━━ MATERIAL FOR THIS TASK

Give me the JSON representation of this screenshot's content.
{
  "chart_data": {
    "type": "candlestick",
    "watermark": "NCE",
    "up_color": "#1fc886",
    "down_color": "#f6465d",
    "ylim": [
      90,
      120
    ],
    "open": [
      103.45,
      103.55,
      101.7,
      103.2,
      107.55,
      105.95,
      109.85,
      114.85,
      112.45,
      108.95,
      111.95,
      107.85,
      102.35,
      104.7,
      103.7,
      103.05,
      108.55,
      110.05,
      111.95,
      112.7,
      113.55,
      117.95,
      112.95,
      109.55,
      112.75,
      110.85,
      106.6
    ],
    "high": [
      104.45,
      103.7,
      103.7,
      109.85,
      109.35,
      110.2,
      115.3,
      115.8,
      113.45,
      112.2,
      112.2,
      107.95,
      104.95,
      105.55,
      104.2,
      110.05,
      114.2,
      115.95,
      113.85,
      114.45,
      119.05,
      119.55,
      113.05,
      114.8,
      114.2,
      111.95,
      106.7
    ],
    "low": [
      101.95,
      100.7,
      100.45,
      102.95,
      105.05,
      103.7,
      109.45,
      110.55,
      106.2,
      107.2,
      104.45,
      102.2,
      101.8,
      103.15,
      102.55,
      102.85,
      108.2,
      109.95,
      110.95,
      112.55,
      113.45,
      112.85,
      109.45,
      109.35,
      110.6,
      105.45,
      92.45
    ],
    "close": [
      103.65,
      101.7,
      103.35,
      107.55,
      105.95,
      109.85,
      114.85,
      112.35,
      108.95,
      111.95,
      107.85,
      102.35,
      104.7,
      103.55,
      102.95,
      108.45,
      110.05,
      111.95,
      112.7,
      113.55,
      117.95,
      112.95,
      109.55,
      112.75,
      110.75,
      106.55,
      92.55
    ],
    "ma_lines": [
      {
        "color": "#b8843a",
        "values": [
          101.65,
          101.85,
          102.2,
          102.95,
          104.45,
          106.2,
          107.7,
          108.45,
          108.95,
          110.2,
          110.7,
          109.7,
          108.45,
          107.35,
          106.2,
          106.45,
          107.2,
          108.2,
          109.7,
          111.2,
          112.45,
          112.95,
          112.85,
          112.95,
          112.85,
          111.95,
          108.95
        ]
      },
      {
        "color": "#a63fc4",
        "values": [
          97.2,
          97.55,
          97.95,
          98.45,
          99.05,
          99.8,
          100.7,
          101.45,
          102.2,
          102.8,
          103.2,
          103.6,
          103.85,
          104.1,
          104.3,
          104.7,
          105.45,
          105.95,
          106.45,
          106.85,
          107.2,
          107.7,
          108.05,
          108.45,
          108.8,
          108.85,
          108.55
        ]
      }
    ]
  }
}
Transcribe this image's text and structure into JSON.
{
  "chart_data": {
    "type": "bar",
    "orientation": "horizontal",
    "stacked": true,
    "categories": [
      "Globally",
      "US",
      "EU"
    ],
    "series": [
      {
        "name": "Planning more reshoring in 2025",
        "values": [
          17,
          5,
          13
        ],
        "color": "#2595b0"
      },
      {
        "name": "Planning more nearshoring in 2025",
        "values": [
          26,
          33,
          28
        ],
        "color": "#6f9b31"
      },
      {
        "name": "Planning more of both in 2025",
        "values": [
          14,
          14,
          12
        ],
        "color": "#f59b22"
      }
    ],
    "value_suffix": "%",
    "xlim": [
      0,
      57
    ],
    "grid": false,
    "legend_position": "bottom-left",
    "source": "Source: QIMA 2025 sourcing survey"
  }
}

━━━━

[DESCRIPTION OF THE TASK] Return every record, word for word.

[RESPONSE]
Give me the JSON representation of this screenshot's content.
{
  "chart_data": {
    "type": "candlestick",
    "watermark": "NCE",
    "up_color": "#1fc886",
    "down_color": "#f6465d",
    "ylim": [
      90,
      120
    ],
    "open": [
      103.45,
      103.55,
      101.7,
      103.2,
      107.55,
      105.95,
      109.85,
      114.85,
      112.45,
      108.95,
      111.95,
      107.85,
      102.35,
      104.7,
      103.7,
      103.05,
      108.55,
      110.05,
      111.95,
      112.7,
      113.55,
      117.95,
      112.95,
      109.55,
      112.75,
      110.85,
      106.6
    ],
    "high": [
      104.45,
      103.7,
      103.7,
      109.85,
      109.35,
      110.2,
      115.3,
      115.8,
      113.45,
      112.2,
      112.2,
      107.95,
      104.95,
      105.55,
      104.2,
      110.05,
      114.2,
      115.95,
      113.85,
      114.45,
      119.05,
      119.55,
      113.05,
      114.8,
      114.2,
      111.95,
      106.7
    ],
    "low": [
      101.95,
      100.7,
      100.45,
      102.95,
      105.05,
      103.7,
      109.45,
      110.55,
      106.2,
      107.2,
      104.45,
      102.2,
      101.8,
      103.15,
      102.55,
      102.85,
      108.2,
      109.95,
      110.95,
      112.55,
      113.45,
      112.85,
      109.45,
      109.35,
      110.6,
      105.45,
      92.45
    ],
    "close": [
      103.65,
      101.7,
      103.35,
      107.55,
      105.95,
      109.85,
      114.85,
      112.35,
      108.95,
      111.95,
      107.85,
      102.35,
      104.7,
      103.55,
      102.95,
      108.45,
      110.05,
      111.95,
      112.7,
      113.55,
      117.95,
      112.95,
      109.55,
      112.75,
      110.75,
      106.55,
      92.55
    ],
    "ma_lines": [
      {
        "color": "#b8843a",
        "values": [
          101.65,
          101.85,
          102.2,
          102.95,
          104.45,
          106.2,
          107.7,
          108.45,
          108.95,
          110.2,
          110.7,
          109.7,
          108.45,
          107.35,
          106.2,
          106.45,
          107.2,
          108.2,
          109.7,
          111.2,
          112.45,
          112.95,
          112.85,
          112.95,
          112.85,
          111.95,
          108.95
        ]
      },
      {
        "color": "#a63fc4",
        "values": [
          97.2,
          97.55,
          97.95,
          98.45,
          99.05,
          99.8,
          100.7,
          101.45,
          102.2,
          102.8,
          103.2,
          103.6,
          103.85,
          104.1,
          104.3,
          104.7,
          105.45,
          105.95,
          106.45,
          106.85,
          107.2,
          107.7,
          108.05,
          108.45,
          108.8,
          108.85,
          108.55
        ]
      }
    ]
  }
}
Transcribe this image's text and structure into JSON.
{
  "chart_data": {
    "type": "bar",
    "orientation": "horizontal",
    "stacked": true,
    "categories": [
      "Globally",
      "US",
      "EU"
    ],
    "series": [
      {
        "name": "Planning more reshoring in 2025",
        "values": [
          17,
          5,
          13
        ],
        "color": "#2595b0"
      },
      {
        "name": "Planning more nearshoring in 2025",
        "values": [
          26,
          33,
          28
        ],
        "color": "#6f9b31"
      },
      {
        "name": "Planning more of both in 2025",
        "values": [
          14,
          14,
          12
        ],
        "color": "#f59b22"
      }
    ],
    "value_suffix": "%",
    "xlim": [
      0,
      57
    ],
    "grid": false,
    "legend_position": "bottom-left",
    "source": "Source: QIMA 2025 sourcing survey"
  }
}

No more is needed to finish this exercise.